What needs to be done
Reproduce verbatim the lines of the listing from the line containing "reflection-key [666, 786, 733, 838]" to the line containing "status-led-active [390, 429, 403, 442]", inclusive of both.

Start Records for the task

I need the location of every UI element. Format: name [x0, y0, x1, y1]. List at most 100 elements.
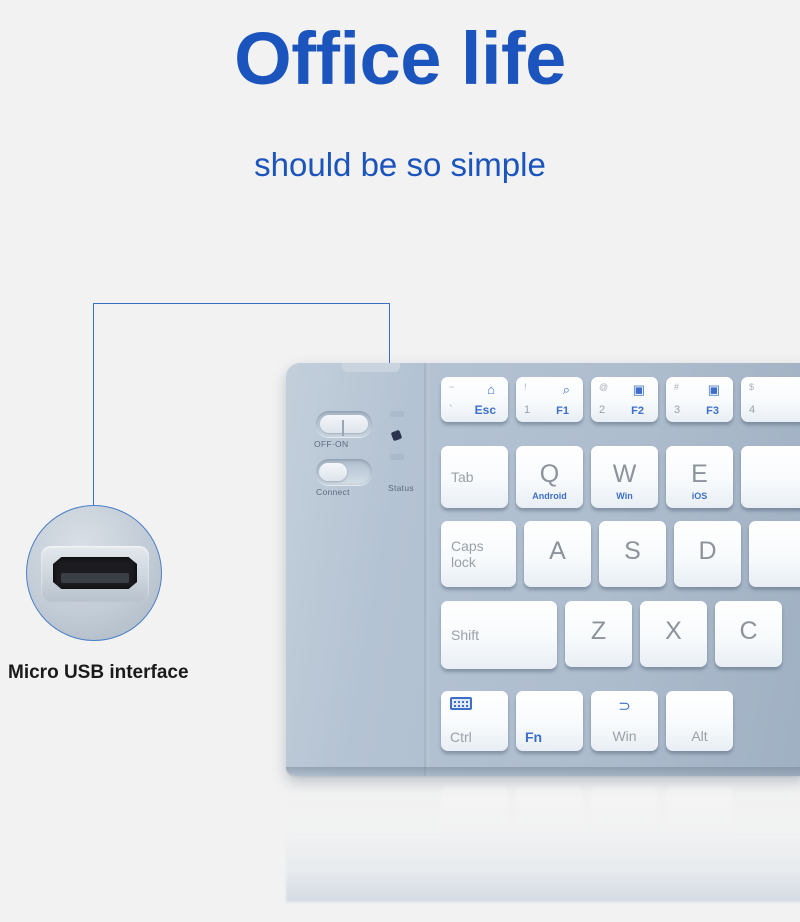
reflection-key [666, 786, 733, 838]
key-fn-label: Fn [525, 729, 543, 745]
key-f4[interactable]: $ 4 [741, 377, 800, 422]
key-e-label: E [691, 460, 708, 489]
key-esc-corner-top: ~ [449, 382, 455, 392]
key-f3[interactable]: # 3 ▣ F3 [666, 377, 733, 422]
micro-usb-port-icon [53, 557, 137, 589]
callout-line-vertical-left [93, 303, 94, 506]
status-led-group [390, 411, 414, 474]
power-switch-knob [320, 415, 368, 436]
keyboard-control-panel: OFF·ON Connect Status [286, 363, 424, 776]
search-icon: ⌕ [562, 382, 570, 397]
callout-line-vertical-right [389, 303, 390, 365]
connect-button-label: Connect [316, 487, 350, 497]
key-fn[interactable]: Fn [516, 691, 583, 751]
page-subtitle: should be so simple [254, 146, 546, 183]
key-caps-lock-line1: Caps [451, 537, 484, 554]
key-alt[interactable]: Alt [666, 691, 733, 751]
usb-shell [41, 546, 149, 602]
key-a[interactable]: A [524, 521, 591, 587]
key-z-label: Z [590, 617, 607, 646]
key-f4-corner-top: $ [749, 382, 755, 392]
keyboard-product-image: OFF·ON Connect Status ~ ` ⌂ Esc ! 1 ⌕ F1… [286, 363, 800, 784]
power-switch-label: OFF·ON [314, 439, 349, 449]
key-d-label: D [698, 537, 717, 566]
back-arrow-icon: ⊃ [618, 698, 631, 715]
key-f2[interactable]: @ 2 ▣ F2 [591, 377, 658, 422]
key-f2-corner-top: @ [599, 382, 609, 392]
connect-button[interactable] [316, 459, 372, 485]
key-f2-label: F2 [631, 405, 644, 417]
key-z[interactable]: Z [565, 601, 632, 667]
key-x[interactable]: X [640, 601, 707, 667]
key-row-function: ~ ` ⌂ Esc ! 1 ⌕ F1 @ 2 ▣ F2 # 3 ▣ F3 $ 4 [441, 377, 800, 422]
key-row-shift: Shift Z X C [441, 601, 782, 669]
key-f[interactable] [749, 521, 800, 587]
key-row-home: Caps lock A S D [441, 521, 800, 587]
key-f1-label: F1 [556, 405, 569, 417]
key-w-label: W [612, 460, 637, 489]
key-row-qwerty: Tab Q Android W Win E iOS [441, 446, 800, 508]
key-ctrl[interactable]: Ctrl [441, 691, 508, 751]
key-s[interactable]: S [599, 521, 666, 587]
key-q-sublabel: Android [532, 491, 567, 501]
reflection-key [591, 786, 658, 838]
status-led-active [390, 429, 403, 442]
key-c-label: C [739, 617, 758, 646]
keyboard-reflection-keys [441, 786, 800, 846]
key-f2-corner-bottom: 2 [599, 404, 606, 416]
key-f3-corner-bottom: 3 [674, 404, 681, 416]
key-win[interactable]: ⊃ Win [591, 691, 658, 751]
key-caps-lock-label: Caps lock [451, 538, 484, 570]
power-switch[interactable] [316, 411, 372, 437]
keyboard-hinge [424, 363, 429, 776]
key-w-sublabel: Win [616, 491, 633, 501]
key-f1-corner-bottom: 1 [524, 404, 531, 416]
micro-usb-closeup [26, 505, 162, 641]
key-esc-corner-bottom: ` [449, 404, 453, 416]
power-switch-divider [342, 420, 344, 436]
key-r[interactable] [741, 446, 800, 508]
callout-line-horizontal [93, 303, 390, 304]
key-a-label: A [549, 537, 566, 566]
status-label: Status [388, 483, 414, 493]
key-f3-corner-top: # [674, 382, 680, 392]
key-s-label: S [624, 537, 641, 566]
key-tab-label: Tab [451, 469, 474, 485]
key-e[interactable]: E iOS [666, 446, 733, 508]
key-esc[interactable]: ~ ` ⌂ Esc [441, 377, 508, 422]
key-q[interactable]: Q Android [516, 446, 583, 508]
reflection-key [441, 786, 508, 838]
key-c[interactable]: C [715, 601, 782, 667]
app-icon: ▣ [707, 382, 720, 397]
key-e-sublabel: iOS [691, 491, 708, 501]
app-icon: ▣ [632, 382, 645, 397]
status-led-top [390, 411, 404, 417]
key-tab[interactable]: Tab [441, 446, 508, 508]
key-x-label: X [665, 617, 682, 646]
key-d[interactable]: D [674, 521, 741, 587]
key-esc-label: Esc [474, 403, 496, 417]
key-w[interactable]: W Win [591, 446, 658, 508]
key-f1-corner-top: ! [524, 382, 527, 392]
key-f3-label: F3 [706, 405, 719, 417]
key-row-modifier: Ctrl Fn ⊃ Win Alt [441, 691, 733, 751]
key-ctrl-label: Ctrl [450, 729, 472, 745]
key-caps-lock-line2: lock [451, 554, 476, 570]
status-led-bottom [390, 454, 404, 460]
key-win-label: Win [612, 728, 637, 744]
key-shift[interactable]: Shift [441, 601, 557, 669]
key-grid: ~ ` ⌂ Esc ! 1 ⌕ F1 @ 2 ▣ F2 # 3 ▣ F3 $ 4… [441, 363, 800, 776]
keyboard-icon [450, 697, 472, 710]
key-alt-label: Alt [691, 728, 708, 744]
usb-port-inner [61, 573, 129, 583]
key-caps-lock[interactable]: Caps lock [441, 521, 516, 587]
reflection-key [516, 786, 583, 838]
key-f1[interactable]: ! 1 ⌕ F1 [516, 377, 583, 422]
key-shift-label: Shift [451, 627, 480, 643]
page-title: Office life [234, 17, 566, 100]
home-icon: ⌂ [487, 382, 495, 397]
callout-caption: Micro USB interface [8, 662, 189, 683]
key-q-label: Q [539, 460, 560, 489]
connect-button-knob [319, 463, 347, 481]
key-f4-corner-bottom: 4 [749, 404, 756, 416]
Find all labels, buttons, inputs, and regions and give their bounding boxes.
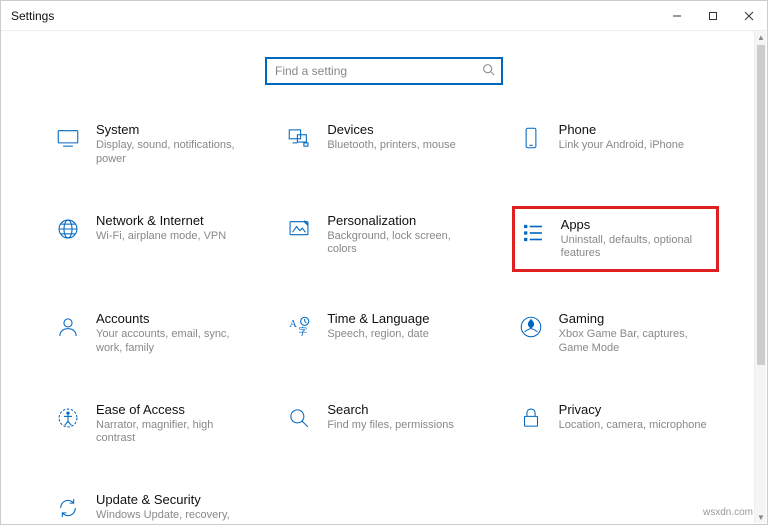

End Records for the task

Complete response
reflection-key [666, 786, 733, 838]
key-fn-label: Fn [525, 729, 543, 745]
key-f4[interactable]: $ 4 [741, 377, 800, 422]
key-e-label: E [691, 460, 708, 489]
key-esc-corner-top: ~ [449, 382, 455, 392]
key-f3[interactable]: # 3 ▣ F3 [666, 377, 733, 422]
micro-usb-port-icon [53, 557, 137, 589]
callout-line-vertical-left [93, 303, 94, 506]
status-led-group [390, 411, 414, 474]
power-switch-knob [320, 415, 368, 436]
keyboard-control-panel: OFF·ON Connect Status [286, 363, 424, 776]
search-icon: ⌕ [562, 382, 570, 397]
callout-line-vertical-right [389, 303, 390, 365]
connect-button-label: Connect [316, 487, 350, 497]
key-fn[interactable]: Fn [516, 691, 583, 751]
page-subtitle: should be so simple [254, 146, 546, 183]
key-caps-lock-line1: Caps [451, 537, 484, 554]
key-alt[interactable]: Alt [666, 691, 733, 751]
usb-shell [41, 546, 149, 602]
key-a[interactable]: A [524, 521, 591, 587]
key-z-label: Z [590, 617, 607, 646]
key-f4-corner-top: $ [749, 382, 755, 392]
keyboard-product-image: OFF·ON Connect Status ~ ` ⌂ Esc ! 1 ⌕ F1… [286, 363, 800, 784]
power-switch-label: OFF·ON [314, 439, 349, 449]
key-d-label: D [698, 537, 717, 566]
back-arrow-icon: ⊃ [618, 698, 631, 715]
key-f2[interactable]: @ 2 ▣ F2 [591, 377, 658, 422]
key-f2-corner-top: @ [599, 382, 609, 392]
connect-button[interactable] [316, 459, 372, 485]
key-f2-label: F2 [631, 405, 644, 417]
key-z[interactable]: Z [565, 601, 632, 667]
key-x[interactable]: X [640, 601, 707, 667]
key-row-function: ~ ` ⌂ Esc ! 1 ⌕ F1 @ 2 ▣ F2 # 3 ▣ F3 $ 4 [441, 377, 800, 422]
key-row-shift: Shift Z X C [441, 601, 782, 669]
key-f[interactable] [749, 521, 800, 587]
key-row-home: Caps lock A S D [441, 521, 800, 587]
key-f1-label: F1 [556, 405, 569, 417]
key-w-label: W [612, 460, 637, 489]
key-row-qwerty: Tab Q Android W Win E iOS [441, 446, 800, 508]
key-ctrl[interactable]: Ctrl [441, 691, 508, 751]
key-s[interactable]: S [599, 521, 666, 587]
key-q-sublabel: Android [532, 491, 567, 501]
reflection-key [591, 786, 658, 838]
status-led-active [390, 429, 403, 442]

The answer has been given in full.